● **DIRECTIONS**:
Turn every line of the records below into a numbered list. Skip blank lines and leave out the pictures.

● **INFORMATION SHOWN**:
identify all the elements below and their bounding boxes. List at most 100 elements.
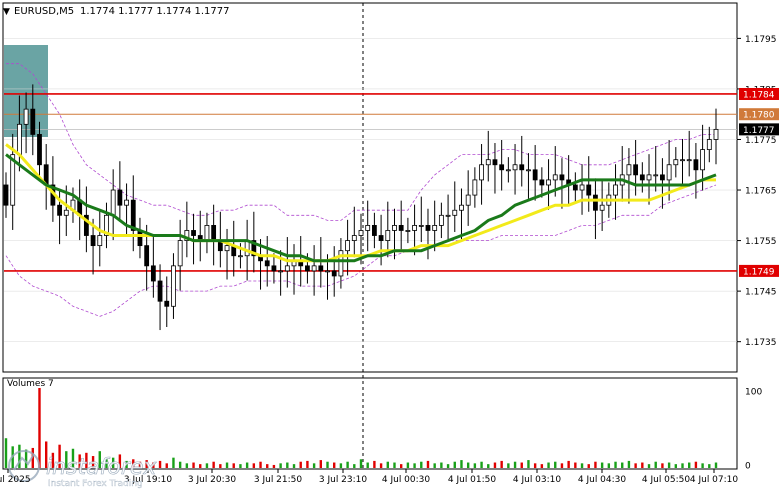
candle-body-down	[519, 164, 525, 171]
candle-body-down	[90, 235, 96, 247]
candle-74	[499, 139, 505, 191]
candle-body-up	[485, 159, 491, 166]
candle-98	[660, 158, 665, 209]
candle-23	[157, 264, 163, 331]
candle-body-down	[191, 230, 196, 236]
candle-body-down	[331, 270, 337, 277]
x-tick-label-8: 4 Jul 04:30	[578, 475, 627, 485]
candle-5	[37, 121, 42, 178]
current-price-tag-bg	[739, 123, 779, 136]
level-tag-1.1784: 1.1784	[743, 90, 775, 100]
ma-fast-line	[5, 153, 717, 263]
candle-body-up	[345, 240, 351, 252]
candle-body-up	[412, 225, 417, 231]
candle-66	[445, 194, 451, 241]
volume-bars	[4, 388, 718, 468]
candles	[3, 84, 719, 331]
candle-76	[512, 144, 518, 195]
candle-body-up	[526, 169, 531, 172]
price-panel-frame	[2, 2, 738, 373]
candle-body-up	[405, 230, 411, 232]
candle-body-down	[251, 240, 257, 257]
candle-body-down	[164, 300, 170, 307]
ohlc-label: 1.1774 1.1777 1.1774 1.1777	[80, 6, 230, 17]
candle-body-up	[653, 174, 659, 177]
candle-body-down	[3, 184, 9, 206]
candle-105	[706, 126, 712, 163]
candle-body-down	[532, 169, 538, 181]
watermark-brand: instaforex	[46, 455, 157, 480]
candle-83	[559, 158, 565, 209]
candle-body-down	[593, 194, 598, 211]
candle-body-up	[459, 204, 464, 211]
candle-body-up	[110, 189, 116, 216]
candle-101	[680, 138, 685, 185]
candle-body-up	[452, 209, 458, 216]
candle-body-up	[599, 204, 605, 211]
candle-body-down	[211, 225, 217, 241]
y-tick-label-6: 1.1735	[745, 338, 777, 348]
candle-body-up	[351, 235, 357, 241]
candle-body-up	[124, 199, 129, 206]
candle-body-up	[184, 230, 190, 241]
candle-57	[385, 201, 391, 258]
candle-13	[90, 218, 96, 275]
symbol-label: EURUSD,M5	[14, 6, 74, 17]
candle-3	[23, 92, 29, 154]
candle-body-up	[445, 214, 451, 217]
candle-19	[130, 175, 136, 252]
x-tick-label-3: 3 Jul 21:50	[254, 475, 303, 485]
candle-body-down	[271, 265, 277, 272]
candle-body-up	[626, 164, 632, 176]
candle-body-down	[398, 225, 404, 231]
moving-averages	[5, 143, 717, 263]
candle-47	[318, 237, 324, 288]
candle-body-down	[559, 174, 565, 181]
candle-body-up	[325, 270, 330, 273]
candle-body-up	[438, 214, 444, 226]
candle-body-up	[204, 225, 210, 241]
candle-body-up	[418, 225, 424, 227]
candle-54	[365, 200, 371, 252]
candle-body-up	[284, 265, 290, 272]
candle-body-down	[425, 225, 431, 231]
candle-body-down	[264, 260, 270, 267]
candle-body-down	[144, 245, 150, 267]
candle-body-up	[177, 240, 183, 267]
candle-62	[418, 196, 424, 243]
candle-40	[271, 253, 277, 284]
candle-100	[673, 147, 679, 178]
candle-body-up	[238, 255, 243, 258]
candle-body-up	[465, 194, 471, 206]
candle-63	[425, 208, 431, 260]
candle-78	[526, 153, 531, 199]
candle-body-up	[673, 159, 679, 166]
candle-88	[593, 178, 598, 240]
candle-body-up	[338, 250, 344, 277]
candle-body-down	[130, 199, 136, 231]
candle-60	[405, 217, 411, 244]
watermark-tagline: Instant Forex Trading	[48, 479, 143, 489]
level-tag-1.1749: 1.1749	[743, 267, 775, 277]
candle-87	[586, 156, 592, 212]
candle-body-down	[639, 174, 645, 181]
dropdown-arrow-icon[interactable]: ▼	[3, 7, 10, 17]
level-tag-bg	[739, 264, 779, 277]
candle-body-down	[539, 179, 545, 186]
candle-body-down	[150, 265, 156, 282]
volumes-label: Volumes 7	[7, 379, 54, 389]
x-tick-label-7: 4 Jul 03:10	[513, 475, 562, 485]
candle-body-down	[572, 184, 578, 191]
candle-39	[264, 236, 270, 287]
y-tick-label-3: 1.1765	[745, 187, 777, 197]
candle-26	[177, 219, 183, 291]
candle-42	[284, 237, 290, 288]
candle-body-up	[479, 164, 484, 181]
candle-4	[30, 84, 36, 156]
candle-25	[171, 253, 176, 319]
candle-body-up	[579, 184, 585, 191]
candle-69	[465, 170, 471, 226]
candle-49	[331, 246, 337, 297]
candle-body-up	[392, 225, 397, 231]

● **EXERCISE RESULT**:
1. identify all the elements below and their bounding boxes. List at most 100 elements.
2. candle-body-down	[519, 164, 525, 171]
3. candle-body-down	[90, 235, 96, 247]
4. candle-74	[499, 139, 505, 191]
5. candle-body-up	[485, 159, 491, 166]
6. candle-98	[660, 158, 665, 209]
7. candle-23	[157, 264, 163, 331]
8. candle-body-down	[191, 230, 196, 236]
9. candle-body-down	[331, 270, 337, 277]
10. x-tick-label-8: 4 Jul 04:30	[578, 475, 627, 485]
11. candle-5	[37, 121, 42, 178]
12. current-price-tag-bg	[739, 123, 779, 136]
13. level-tag-1.1784: 1.1784	[743, 90, 775, 100]
14. ma-fast-line	[5, 153, 717, 263]
15. candle-body-up	[345, 240, 351, 252]
16. candle-body-up	[412, 225, 417, 231]
17. candle-66	[445, 194, 451, 241]
18. volume-bars	[4, 388, 718, 468]
19. candles	[3, 84, 719, 331]
20. candle-76	[512, 144, 518, 195]
21. candle-body-up	[526, 169, 531, 172]
22. price-panel-frame	[2, 2, 738, 373]
23. candle-body-up	[405, 230, 411, 232]
24. candle-body-down	[251, 240, 257, 257]
25. candle-body-down	[164, 300, 170, 307]
26. ohlc-label: 1.1774 1.1777 1.1774 1.1777	[80, 6, 230, 17]
27. candle-body-up	[653, 174, 659, 177]
28. candle-body-down	[3, 184, 9, 206]
29. candle-105	[706, 126, 712, 163]
30. candle-body-down	[532, 169, 538, 181]
31. watermark-brand: instaforex	[46, 455, 157, 480]
32. candle-83	[559, 158, 565, 209]
33. candle-body-down	[593, 194, 598, 211]
34. candle-body-up	[459, 204, 464, 211]
35. candle-body-up	[110, 189, 116, 216]
36. candle-101	[680, 138, 685, 185]
37. candle-body-up	[452, 209, 458, 216]
38. candle-body-up	[599, 204, 605, 211]
39. candle-body-down	[211, 225, 217, 241]
40. y-tick-label-6: 1.1735	[745, 338, 777, 348]
41. candle-body-up	[351, 235, 357, 241]
42. candle-body-up	[124, 199, 129, 206]
43. candle-body-up	[184, 230, 190, 241]
44. candle-57	[385, 201, 391, 258]
45. candle-13	[90, 218, 96, 275]
46. symbol-label: EURUSD,M5	[14, 6, 74, 17]
47. candle-3	[23, 92, 29, 154]
48. candle-body-up	[445, 214, 451, 217]
49. candle-19	[130, 175, 136, 252]
50. x-tick-label-3: 3 Jul 21:50	[254, 475, 303, 485]
51. candle-body-down	[271, 265, 277, 272]
52. candle-body-up	[626, 164, 632, 176]
53. candle-body-down	[398, 225, 404, 231]
54. moving-averages	[5, 143, 717, 263]
55. candle-47	[318, 237, 324, 288]
56. candle-body-down	[559, 174, 565, 181]
57. candle-body-up	[325, 270, 330, 273]
58. candle-body-up	[438, 214, 444, 226]
59. candle-body-up	[204, 225, 210, 241]
60. candle-body-up	[418, 225, 424, 227]
61. candle-54	[365, 200, 371, 252]
62. candle-body-up	[284, 265, 290, 272]
63. candle-body-down	[425, 225, 431, 231]
64. candle-body-down	[264, 260, 270, 267]
65. candle-body-down	[144, 245, 150, 267]
66. candle-body-up	[177, 240, 183, 267]
67. candle-62	[418, 196, 424, 243]
68. candle-40	[271, 253, 277, 284]
69. candle-100	[673, 147, 679, 178]
70. candle-body-up	[238, 255, 243, 258]
71. candle-body-up	[465, 194, 471, 206]
72. candle-63	[425, 208, 431, 260]
73. candle-78	[526, 153, 531, 199]
74. candle-body-up	[673, 159, 679, 166]
75. candle-88	[593, 178, 598, 240]
76. candle-body-up	[338, 250, 344, 277]
77. candle-body-down	[130, 199, 136, 231]
78. candle-60	[405, 217, 411, 244]
79. watermark-tagline: Instant Forex Trading	[48, 479, 143, 489]
80. level-tag-1.1749: 1.1749	[743, 267, 775, 277]
81. candle-87	[586, 156, 592, 212]
82. candle-body-down	[639, 174, 645, 181]
83. dropdown-arrow-icon[interactable]: ▼	[3, 7, 10, 17]
84. level-tag-bg	[739, 264, 779, 277]
85. candle-body-down	[539, 179, 545, 186]
86. candle-body-down	[150, 265, 156, 282]
87. volumes-label: Volumes 7	[7, 379, 54, 389]
88. x-tick-label-7: 4 Jul 03:10	[513, 475, 562, 485]
89. candle-body-down	[572, 184, 578, 191]
90. candle-39	[264, 236, 270, 287]
91. y-tick-label-3: 1.1765	[745, 187, 777, 197]
92. candle-26	[177, 219, 183, 291]
93. candle-42	[284, 237, 290, 288]
94. candle-body-up	[479, 164, 484, 181]
95. candle-4	[30, 84, 36, 156]
96. candle-25	[171, 253, 176, 319]
97. candle-body-up	[579, 184, 585, 191]
98. candle-69	[465, 170, 471, 226]
99. candle-49	[331, 246, 337, 297]
100. candle-body-up	[392, 225, 397, 231]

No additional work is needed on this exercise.